*Task to carry out*
Restate the entries below word for word, omitting nothing.

*Raw records*

◇ ◇ ◇ ◇ ◇ ◇ ◇

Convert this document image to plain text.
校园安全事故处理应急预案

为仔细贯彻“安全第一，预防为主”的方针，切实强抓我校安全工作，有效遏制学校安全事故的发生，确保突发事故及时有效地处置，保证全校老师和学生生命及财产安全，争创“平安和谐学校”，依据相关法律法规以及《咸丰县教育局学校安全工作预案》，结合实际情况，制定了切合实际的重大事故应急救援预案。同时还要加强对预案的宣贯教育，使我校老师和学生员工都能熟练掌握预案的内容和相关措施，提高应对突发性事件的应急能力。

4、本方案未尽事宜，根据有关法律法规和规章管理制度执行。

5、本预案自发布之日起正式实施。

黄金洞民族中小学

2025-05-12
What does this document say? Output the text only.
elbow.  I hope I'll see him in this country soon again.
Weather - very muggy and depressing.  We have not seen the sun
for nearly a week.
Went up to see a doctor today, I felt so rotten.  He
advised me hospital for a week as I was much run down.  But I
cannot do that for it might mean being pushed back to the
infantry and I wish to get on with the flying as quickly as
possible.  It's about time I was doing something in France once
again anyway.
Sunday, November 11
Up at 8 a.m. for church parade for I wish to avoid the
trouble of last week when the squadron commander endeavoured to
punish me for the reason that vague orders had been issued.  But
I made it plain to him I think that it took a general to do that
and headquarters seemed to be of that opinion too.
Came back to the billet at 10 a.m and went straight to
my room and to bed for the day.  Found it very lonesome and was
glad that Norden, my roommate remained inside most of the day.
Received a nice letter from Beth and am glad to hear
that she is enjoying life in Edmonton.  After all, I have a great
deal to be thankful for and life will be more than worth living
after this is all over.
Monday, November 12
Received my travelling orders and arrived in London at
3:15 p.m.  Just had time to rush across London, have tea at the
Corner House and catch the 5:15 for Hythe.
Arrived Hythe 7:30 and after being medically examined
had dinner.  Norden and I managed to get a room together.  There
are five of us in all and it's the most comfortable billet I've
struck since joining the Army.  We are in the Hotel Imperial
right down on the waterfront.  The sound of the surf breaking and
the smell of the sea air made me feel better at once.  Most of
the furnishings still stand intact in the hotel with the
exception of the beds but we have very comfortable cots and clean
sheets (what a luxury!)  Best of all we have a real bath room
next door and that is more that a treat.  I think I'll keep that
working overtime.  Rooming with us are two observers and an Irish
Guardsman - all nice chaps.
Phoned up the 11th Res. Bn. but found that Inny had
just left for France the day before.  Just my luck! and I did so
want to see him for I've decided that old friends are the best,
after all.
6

◇ ◇ ◇ ◇ ◇ ◇ ◇

*Worked answer*
Convert this document image to plain text.
校园安全事故处理应急预案

为仔细贯彻“安全第一，预防为主”的方针，切实强抓我校安全工作，有效遏制学校安全事故的发生，确保突发事故及时有效地处置，保证全校老师和学生生命及财产安全，争创“平安和谐学校”，依据相关法律法规以及《咸丰县教育局学校安全工作预案》，结合实际情况，制定了切合实际的重大事故应急救援预案。同时还要加强对预案的宣贯教育，使我校老师和学生员工都能熟练掌握预案的内容和相关措施，提高应对突发性事件的应急能力。

4、本方案未尽事宜，根据有关法律法规和规章管理制度执行。

5、本预案自发布之日起正式实施。

黄金洞民族中小学

2025-05-12
What does this document say? Output the text only.
elbow.  I hope I'll see him in this country soon again.
Weather - very muggy and depressing.  We have not seen the sun
for nearly a week.
Went up to see a doctor today, I felt so rotten.  He
advised me hospital for a week as I was much run down.  But I
cannot do that for it might mean being pushed back to the
infantry and I wish to get on with the flying as quickly as
possible.  It's about time I was doing something in France once
again anyway.
Sunday, November 11
Up at 8 a.m. for church parade for I wish to avoid the
trouble of last week when the squadron commander endeavoured to
punish me for the reason that vague orders had been issued.  But
I made it plain to him I think that it took a general to do that
and headquarters seemed to be of that opinion too.
Came back to the billet at 10 a.m and went straight to
my room and to bed for the day.  Found it very lonesome and was
glad that Norden, my roommate remained inside most of the day.
Received a nice letter from Beth and am glad to hear
that she is enjoying life in Edmonton.  After all, I have a great
deal to be thankful for and life will be more than worth living
after this is all over.
Monday, November 12
Received my travelling orders and arrived in London at
3:15 p.m.  Just had time to rush across London, have tea at the
Corner House and catch the 5:15 for Hythe.
Arrived Hythe 7:30 and after being medically examined
had dinner.  Norden and I managed to get a room together.  There
are five of us in all and it's the most comfortable billet I've
struck since joining the Army.  We are in the Hotel Imperial
right down on the waterfront.  The sound of the surf breaking and
the smell of the sea air made me feel better at once.  Most of
the furnishings still stand intact in the hotel with the
exception of the beds but we have very comfortable cots and clean
sheets (what a luxury!)  Best of all we have a real bath room
next door and that is more that a treat.  I think I'll keep that
working overtime.  Rooming with us are two observers and an Irish
Guardsman - all nice chaps.
Phoned up the 11th Res. Bn. but found that Inny had
just left for France the day before.  Just my luck! and I did so
want to see him for I've decided that old friends are the best,
after all.
6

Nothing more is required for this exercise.